• [What you will do]
**1.** Check each statement against the competition thread and answer yes or no, quoting the words of the thread that decide it: (a) jkool's entry is AGL at $13.35; (b) JetDollars chose MUL for this month; (c) crocdee says MUL has been bouncing off 3.2c.
**2.** Reproduce the competition thread starting with "## stefan (8" and going on through "my past performances...", replacing "taken the lead" with "moved into first place".

# October Stock Competition Entries!



## Joe Blow (1 October 2004)

In no particular order:

brerwallabi  NMC  ($0.042)
JetDollars  SOM  ($0.63)
crocdee  MUL  ($0.023)
kifoghorn  SDG  ($1.39)
tarnor  BQT  ($0.285)
stockGURU  LEG  ($0.085)
Porper  EGL  ($0.25)
Bingo  BAS  ($0.275)
jkool  AGL  ($13.35)
GreatPig  AYO  ($0.61)
Lucstar  TIM  ($1.52)
still_in_school  OEX  ($0.96)
RichKid  DES  ($0.12)
profithunter  PRR  ($0.14)
ghotib  BKL  ($13.10)
Jett Star  TZN  ($0.17)
stefan  SES  ($0.22)

Please double check your entry and let me know if I have made any errors.

Good luck everyone!

 

P.S. The new October Stock Tipping Competition page should be up shortly!


----------



## Joe Blow (1 October 2004)

The new October Stock Tipping Competition page is now up: http://64.94.102.203/stocktip.php (Thanks stefan!)


----------



## tarnor (1 October 2004)

Nice! I take the wooden spoon with only one day of the comp 
Good to see I've carried last months form over onto a new stock.

maybe one month for a change you can do short of the month and not tell me


----------



## ghotib (1 October 2004)

Chin up Tarnor. Plenty of time to wear down the overexcited early leaders.


----------



## crocdee (1 October 2004)

hi all
well its good to see mul finish in positive territory today. let's hope it will continue for the month. i must admit that does sound a bit selfish doesn't it. 
best wishes to all croc.


----------



## stefan (1 October 2004)

croc,

I will be nothing but happy for you should you win this month's competition


Have a nice weekend

Stefan


----------



## crocdee (1 October 2004)

thanks stefan
mul is definitely looking over sold and i think there is a slow accumulation happening  over the last few days bouncing off 2.2c all indicators are low on the charts which now appears to be a good sign for a rise. let's hope it is a steady one when it happens.
regards croc


----------



## JetDollars (1 October 2004)

I am not try to be negative about MUL, but the interest on MUL is just unbelievable. Should we call this forum "MUL STOCK FORUMS"?

Maybe I should buy some MUL for my high risk strategy. Because of MUL I can not sleep so I decide to pick SOM for this month....LOL


----------



## kifoghorn (3 October 2004)

Just wanted to say good luck too all


----------



## stefan (8 October 2004)

Well, so it finally happened and CROC has taken the lead with his MUL pick. I would like to mention that I was at the TOP!!!!!!!! with SES until today and that's something compared to my past performances... 

GP, you're pick came up a lot lately!  I almost felt lonely up there 

Have a nice weekend

Stefan


----------



## crocdee (8 October 2004)

• [Dataset extract]
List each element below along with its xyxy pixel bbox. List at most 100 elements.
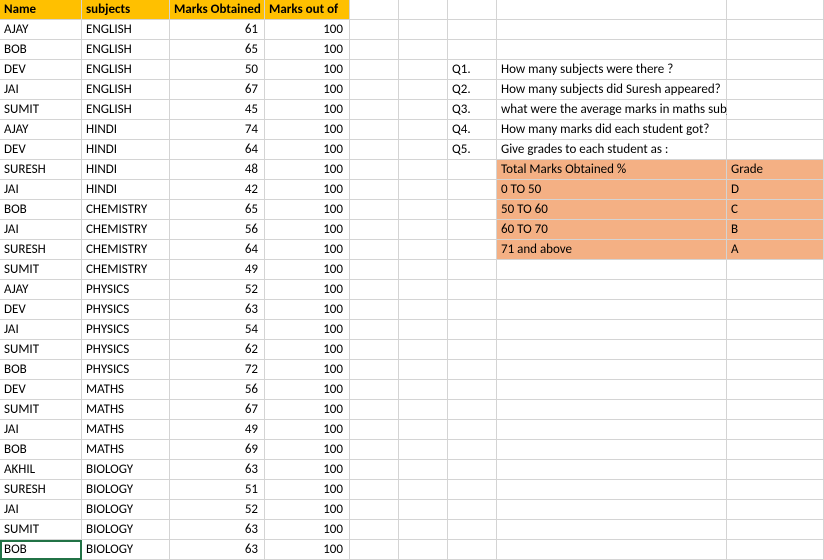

• [Responses]
**1.**
(a) Yes: "jkool  AGL  ($13.35)"
(b) No: "Because of MUL I can not sleep so I decide to pick SOM for this month"
(c) No: "bouncing off 2.2c"

**2.**
## stefan (8 October 2004)

Well, so it finally happened and CROC has moved into first place with his MUL pick. I would like to mention that I was at the TOP!!!!!!!! with SES until today and that's something compared to my past performances...